Prompt 1:
Answer from the passage on sin and final happiness, with the answers marked the same way:
(a) Who does the first paragraph name as the director of man's progress?
(b) What does the second paragraph say formally unfits a man for his final happiness?
(c) What does the passage say the evil habit of a repentant sinner will do in the surroundings to which the soul has been transplanted?
Prompt 2: List every parenthetical cross-reference in the passage on sin and final happiness that includes a page number.

2. Man's is a progressive nature (c. vi., s. i., nn. 2, 3, p. 109), himself being the director of his own progress. Other progressive natures may be spoilt by their requirements being denied, and contrary things done to them. Man has his requirements. It depends mainly on himself whether he acts up to, them or against them. If he acts against them, he so far spoils himself; and once he is thoroughly spoilt by his own doing, the final perfection of humanity is gone from him for ever. It is the natural result.

3. I have spoken (n. i) of repeated flagrant acts: not that I would ignore the evil set of the will that results from one gross and deliberate evil deed (see c. ix., s. ii., n. 6, p. 168): but because the case is clearer where the acts have been multiplied. However we must not omit to observe, that it is not any vice, or evil habit, that formally unfits a man for his final happiness, but an actual evil set of the will, coming of actual sin unrepented of, which set is more decided, when that uncancelled sin is the last of many such, and the outcome of a habit. But supposing an habitual sinner to have repented, and his repentance to have been ratified by God, and that he dies, not actually in sin, but before the habit of sin has been eradicated (c. v., s. ii., n. i, p. 9) we may say of him, that his "foot is set in the right way," that is, his will is actually right, and the obstacle to happiness is removed. The evil habit in him is not an actual adhesion of his will to evil, but a proneness to relapse into that state. It is only remotely and potentially evil. It is a seed of evil, which however will not germinate in the good and blissful surroundings to which the soul has been transplanted, but remain for ever sterile, or rather, will speedily decay.

Document structure recognition data:
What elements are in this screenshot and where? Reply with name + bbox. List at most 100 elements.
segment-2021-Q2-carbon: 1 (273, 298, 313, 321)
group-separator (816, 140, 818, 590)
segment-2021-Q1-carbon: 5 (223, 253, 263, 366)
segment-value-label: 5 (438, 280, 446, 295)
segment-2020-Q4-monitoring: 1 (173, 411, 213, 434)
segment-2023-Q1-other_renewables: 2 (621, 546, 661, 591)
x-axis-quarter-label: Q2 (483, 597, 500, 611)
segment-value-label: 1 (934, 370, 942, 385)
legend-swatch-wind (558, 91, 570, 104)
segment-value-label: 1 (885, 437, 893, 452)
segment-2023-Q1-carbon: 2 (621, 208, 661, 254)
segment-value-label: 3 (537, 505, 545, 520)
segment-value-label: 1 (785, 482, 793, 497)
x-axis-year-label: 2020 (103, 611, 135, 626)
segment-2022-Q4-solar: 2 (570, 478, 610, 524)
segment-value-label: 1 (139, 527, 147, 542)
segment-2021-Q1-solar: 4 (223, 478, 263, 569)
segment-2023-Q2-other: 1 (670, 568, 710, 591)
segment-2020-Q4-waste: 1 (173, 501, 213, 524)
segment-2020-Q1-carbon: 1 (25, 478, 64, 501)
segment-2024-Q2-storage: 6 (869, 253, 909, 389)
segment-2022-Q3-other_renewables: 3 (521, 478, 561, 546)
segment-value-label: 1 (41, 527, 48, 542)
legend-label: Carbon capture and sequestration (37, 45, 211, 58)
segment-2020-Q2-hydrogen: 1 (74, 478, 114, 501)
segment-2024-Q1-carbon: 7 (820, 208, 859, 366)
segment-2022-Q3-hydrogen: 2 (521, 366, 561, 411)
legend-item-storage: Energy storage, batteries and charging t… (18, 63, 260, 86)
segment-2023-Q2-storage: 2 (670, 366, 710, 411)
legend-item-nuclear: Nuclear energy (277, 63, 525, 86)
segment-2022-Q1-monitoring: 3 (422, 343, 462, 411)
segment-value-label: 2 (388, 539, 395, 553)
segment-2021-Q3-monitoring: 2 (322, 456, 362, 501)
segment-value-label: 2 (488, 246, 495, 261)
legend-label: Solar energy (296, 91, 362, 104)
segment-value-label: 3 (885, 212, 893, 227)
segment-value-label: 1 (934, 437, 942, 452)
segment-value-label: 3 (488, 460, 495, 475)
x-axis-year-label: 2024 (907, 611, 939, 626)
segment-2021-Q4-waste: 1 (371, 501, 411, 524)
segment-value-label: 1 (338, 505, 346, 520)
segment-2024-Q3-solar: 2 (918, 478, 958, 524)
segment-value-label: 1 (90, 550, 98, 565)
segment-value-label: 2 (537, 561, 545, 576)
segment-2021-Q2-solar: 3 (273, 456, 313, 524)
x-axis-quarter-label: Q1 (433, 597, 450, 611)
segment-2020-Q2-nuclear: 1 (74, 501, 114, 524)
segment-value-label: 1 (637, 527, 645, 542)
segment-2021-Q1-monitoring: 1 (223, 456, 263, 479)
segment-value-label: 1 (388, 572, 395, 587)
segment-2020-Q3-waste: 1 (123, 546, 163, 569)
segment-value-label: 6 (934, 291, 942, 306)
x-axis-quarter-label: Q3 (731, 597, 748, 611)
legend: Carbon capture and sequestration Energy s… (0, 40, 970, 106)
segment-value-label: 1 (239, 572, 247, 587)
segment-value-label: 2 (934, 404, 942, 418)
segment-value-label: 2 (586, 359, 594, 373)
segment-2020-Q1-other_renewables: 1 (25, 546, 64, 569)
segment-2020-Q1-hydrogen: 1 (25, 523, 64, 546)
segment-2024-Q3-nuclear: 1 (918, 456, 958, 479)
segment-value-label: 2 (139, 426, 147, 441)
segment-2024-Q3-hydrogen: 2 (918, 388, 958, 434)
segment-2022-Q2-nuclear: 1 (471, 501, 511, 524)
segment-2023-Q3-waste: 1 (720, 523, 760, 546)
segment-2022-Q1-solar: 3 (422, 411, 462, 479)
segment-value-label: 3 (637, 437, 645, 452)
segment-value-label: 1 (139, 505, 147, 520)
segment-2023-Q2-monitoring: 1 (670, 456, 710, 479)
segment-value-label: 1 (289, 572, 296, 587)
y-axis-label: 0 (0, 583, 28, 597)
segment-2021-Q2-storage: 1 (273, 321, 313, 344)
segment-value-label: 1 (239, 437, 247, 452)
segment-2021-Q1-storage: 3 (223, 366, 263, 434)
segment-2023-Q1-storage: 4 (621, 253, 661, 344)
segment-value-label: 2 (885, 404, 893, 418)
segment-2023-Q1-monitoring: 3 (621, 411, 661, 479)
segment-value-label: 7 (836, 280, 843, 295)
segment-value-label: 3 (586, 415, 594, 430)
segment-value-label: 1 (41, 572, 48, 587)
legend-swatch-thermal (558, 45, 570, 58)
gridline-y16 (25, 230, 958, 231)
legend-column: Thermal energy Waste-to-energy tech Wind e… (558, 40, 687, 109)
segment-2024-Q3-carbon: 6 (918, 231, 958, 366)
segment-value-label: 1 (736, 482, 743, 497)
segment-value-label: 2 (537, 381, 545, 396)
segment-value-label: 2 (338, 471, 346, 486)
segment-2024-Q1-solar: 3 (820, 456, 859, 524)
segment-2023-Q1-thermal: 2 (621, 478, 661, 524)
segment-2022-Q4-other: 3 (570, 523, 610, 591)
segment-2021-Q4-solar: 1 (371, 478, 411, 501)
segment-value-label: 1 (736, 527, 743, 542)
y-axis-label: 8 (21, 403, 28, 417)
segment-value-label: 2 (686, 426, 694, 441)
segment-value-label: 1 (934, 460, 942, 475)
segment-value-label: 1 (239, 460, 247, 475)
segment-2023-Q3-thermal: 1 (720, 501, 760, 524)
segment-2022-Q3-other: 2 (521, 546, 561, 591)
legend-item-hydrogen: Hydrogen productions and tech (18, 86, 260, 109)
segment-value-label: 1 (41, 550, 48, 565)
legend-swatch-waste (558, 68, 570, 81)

Response box 1:
(a) Man himself is the director of his own progress.
(b) An actual evil set of the will, coming of actual sin unrepented of, formally unfits him, not any vice or evil habit.
(c) It will not germinate but will remain for ever sterile, or rather, will speedily decay.

Response box 2:
c. vi., s. i., nn. 2, 3, p. 109
c. ix., s. ii., n. 6, p. 168
c. v., s. ii., n. i, p. 9